È la risposta sbagliata a domande giuste: le esperienze di governo delle forze populiste non hanno prodotto miglioramenti né sociali né economici”. Boeri è tranchant, ma perché il suo non sembri un giudizio epidermico lo sostiene con un solido apparato di evidenze statistiche e studi qualificati. “Il populismo è una thin-centered ideology”, afferma, citando il politologo olandese Cas Mudde, “che divide la società in due blocchi omogenei e antagonisti: il popolo e l’élite, quest’ultima corrotta per definizione”. Il politico deve diventare quindi “l’espressione della volonté générale del popolo”. In questa rappresentazione, le istituzioni e i corpi intermedi di controllo perdono spessore in nome della democrazia diretta, viene superata la tradizionale distinzione destra-sinistra e il populismo si accredita come unico legittimo oppositore dell’establishment. Un’ideologia “semplificata”, appunto, adatta alla società post-ideologica.

 

Ma la vera domanda è: da cosa nasce il populismo? Qui la questione si fa più complessa. Secondo Boeri, alla base del fenomeno attuale c’è una “scary trilogy” composta dalla globalizzazione (“ci sono autorevoli studi che individuano una correlazione negli Usa tra il massiccio import dalla Cina e il voto per Trump”), dall’immigrazione (“anche in questo caso i due fenomeni sono collegati: nelle aree a maggiore immigrazione cresce il voto per le forze populiste”) e dalla crisi economica.
_ _ _ _
* [Consegna A]
Tra le righe riportate più sotto, ricopi senza alcuna modifica quelle che vanno dalla riga contenente "bar[interactable] <box>749 305 1080 323</box>" fino alla riga contenente "chord-arc[interactable] <box>1370 950", quest'ultima compresa.
_ _ _ _
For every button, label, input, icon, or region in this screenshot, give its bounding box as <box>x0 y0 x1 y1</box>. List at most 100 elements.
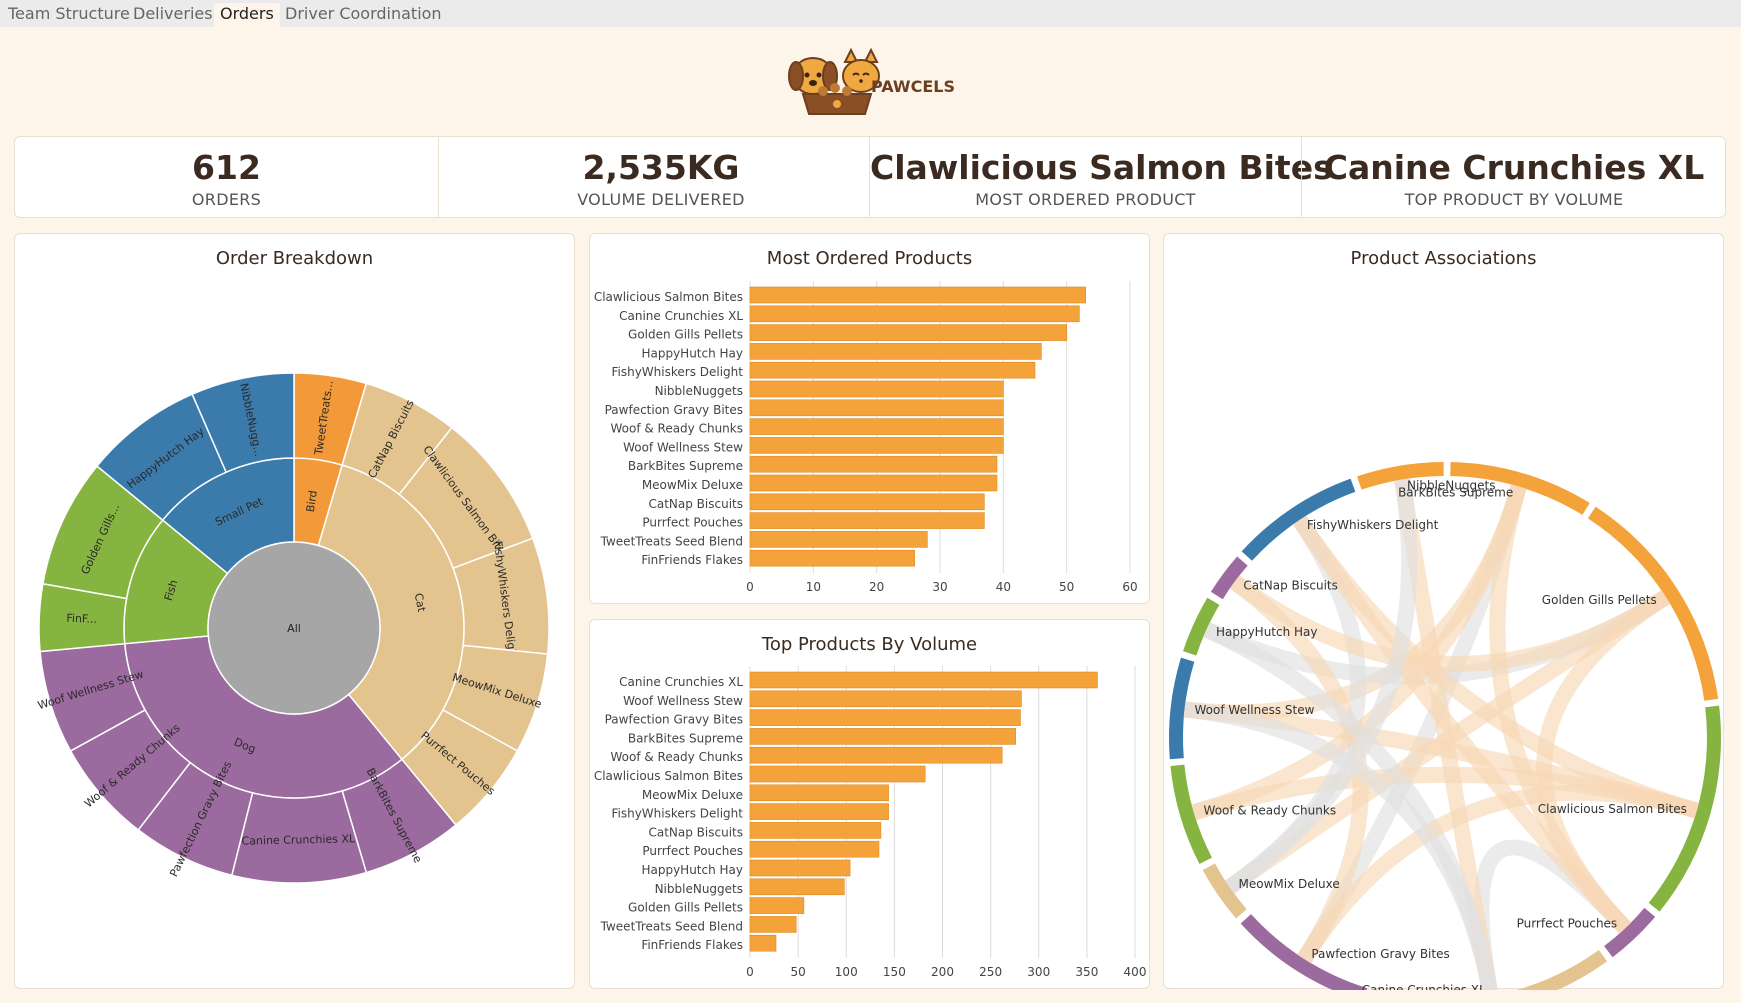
bar[interactable] <box>749 305 1080 323</box>
chord-node-label: Pawfection Gravy Bites <box>1311 947 1449 961</box>
chord-node-label: Woof & Ready Chunks <box>1204 804 1337 818</box>
chord-arc[interactable] <box>1370 950 1608 990</box>
chord-arc[interactable] <box>1240 914 1368 990</box>
bar[interactable] <box>749 399 1004 417</box>
chord-arc[interactable] <box>1450 462 1590 515</box>
bar[interactable] <box>749 455 998 473</box>
kpi-top-volume: Canine Crunchies XL TOP PRODUCT BY VOLUM… <box>1302 137 1726 217</box>
bar[interactable] <box>749 859 851 877</box>
bar[interactable] <box>749 765 926 783</box>
bar[interactable] <box>749 916 797 933</box>
bar[interactable] <box>749 803 889 820</box>
chord-arc[interactable] <box>1170 764 1212 865</box>
chord-arc[interactable] <box>1587 506 1719 701</box>
kpi-label: TOP PRODUCT BY VOLUME <box>1404 190 1624 209</box>
bar[interactable] <box>749 343 1042 360</box>
category-label: Pawfection Gravy Bites <box>605 403 743 417</box>
bar[interactable] <box>749 549 915 567</box>
bar[interactable] <box>749 531 928 548</box>
bar[interactable] <box>749 361 1036 379</box>
tick-label: 150 <box>883 965 906 979</box>
tick-label: 40 <box>996 580 1011 594</box>
chord-node-label: NibbleNuggets <box>1407 478 1495 492</box>
chord-arc[interactable] <box>1241 478 1356 561</box>
kpi-value: 612 <box>192 148 261 187</box>
category-label: Golden Gills Pellets <box>628 901 743 915</box>
sunburst-label: Bird <box>304 489 320 513</box>
tick-label: 250 <box>979 965 1002 979</box>
category-label: TweetTreats Seed Blend <box>600 534 743 548</box>
sunburst-label: Fish <box>162 578 181 602</box>
bar[interactable] <box>749 437 1004 454</box>
category-label: CatNap Biscuits <box>648 497 743 511</box>
bar[interactable] <box>749 934 777 952</box>
bar[interactable] <box>749 746 1003 764</box>
bar[interactable] <box>749 512 985 529</box>
tick-label: 60 <box>1122 580 1137 594</box>
category-label: Clawlicious Salmon Bites <box>594 769 743 783</box>
tick-label: 50 <box>790 965 805 979</box>
chord-arc[interactable] <box>1357 462 1444 490</box>
kpi-orders: 612 ORDERS <box>15 137 438 217</box>
bar[interactable] <box>749 897 805 914</box>
chord-node-label: CatNap Biscuits <box>1243 579 1338 593</box>
bar[interactable] <box>749 380 1004 398</box>
bar[interactable] <box>749 822 882 839</box>
top-volume-card: Top Products By Volume 0 50 100 150 200 250 30… <box>589 619 1150 989</box>
sunburst-root-label: All <box>287 622 301 635</box>
bar[interactable] <box>749 709 1021 726</box>
category-label: FishyWhiskers Delight <box>611 807 743 821</box>
kpi-label: VOLUME DELIVERED <box>577 190 745 209</box>
bar[interactable] <box>749 784 889 802</box>
dog-icon <box>788 57 838 95</box>
bar[interactable] <box>749 840 880 858</box>
kpi-volume: 2,535KG VOLUME DELIVERED <box>439 137 883 217</box>
bar[interactable] <box>749 728 1016 745</box>
bar[interactable] <box>749 671 1098 689</box>
bar[interactable] <box>749 418 1004 435</box>
chord-node-label: BarkBites Supreme <box>1398 485 1513 499</box>
category-label: FinFriends Flakes <box>641 938 743 952</box>
tab-orders[interactable]: Orders <box>214 3 280 27</box>
chart-title: Top Products By Volume <box>761 634 978 655</box>
chord-arc[interactable] <box>1210 556 1248 600</box>
chord-node-label: MeowMix Deluxe <box>1239 877 1340 891</box>
chord-chart: BarkBites Supreme Golden Gills Pellets Cla… <box>1169 462 1721 990</box>
chord-arc[interactable] <box>1183 597 1220 656</box>
chord-node-label: Golden Gills Pellets <box>1542 593 1657 607</box>
chord-arc[interactable] <box>1202 863 1247 919</box>
kpi-value: Canine Crunchies XL <box>1323 148 1705 187</box>
category-label: HappyHutch Hay <box>641 863 743 877</box>
tab-driver-coordination[interactable]: Driver Coordination <box>285 4 442 23</box>
kpi-row: 612 ORDERS 2,535KG VOLUME DELIVERED Claw… <box>14 136 1726 218</box>
category-label: Canine Crunchies XL <box>619 675 743 689</box>
category-label: Golden Gills Pellets <box>628 328 743 342</box>
sunburst-product-segment[interactable] <box>191 372 295 474</box>
tick-label: 400 <box>1124 965 1147 979</box>
most-ordered-chart: 0 10 20 30 40 50 60 Clawlicious Salmon Bites Can… <box>594 281 1138 594</box>
bar[interactable] <box>749 324 1067 341</box>
tab-team-structure[interactable]: Team Structure <box>8 4 130 23</box>
sunburst-root[interactable] <box>207 541 381 715</box>
category-label: BarkBites Supreme <box>628 459 743 473</box>
bar[interactable] <box>749 286 1086 304</box>
category-label: Purrfect Pouches <box>642 516 743 530</box>
chord-link <box>1225 478 1418 894</box>
bar[interactable] <box>749 493 985 511</box>
chord-arc[interactable] <box>1648 705 1721 912</box>
category-label: FishyWhiskers Delight <box>611 365 743 379</box>
bar[interactable] <box>749 878 845 896</box>
chord-arc[interactable] <box>1604 907 1656 958</box>
food-bowl-icon <box>801 83 873 115</box>
bar[interactable] <box>749 474 998 492</box>
category-label: Woof & Ready Chunks <box>610 422 743 436</box>
tick-label: 100 <box>835 965 858 979</box>
chord-arc[interactable] <box>1169 657 1195 760</box>
bar[interactable] <box>749 690 1022 708</box>
divider <box>438 137 439 217</box>
top-volume-chart: 0 50 100 150 200 250 300 350 400 Canine Crunchies… <box>594 666 1147 979</box>
brand-name: PAWCELS <box>871 77 955 96</box>
category-label: MeowMix Deluxe <box>642 788 743 802</box>
tab-deliveries[interactable]: Deliveries <box>133 4 213 23</box>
_ _ _ _
* [Consegna B]
Secondo il brano, a quale politologo si richiama Boeri per definire il populismo?

* [Risposta scritta A]
bar[interactable] <box>749 305 1080 323</box>
chord-node-label: Pawfection Gravy Bites <box>1311 947 1449 961</box>
chord-node-label: Woof & Ready Chunks <box>1204 804 1337 818</box>
chord-arc[interactable] <box>1370 950 1608 990</box>

* [Risposta scritta B]
Al politologo olandese Cas Mudde.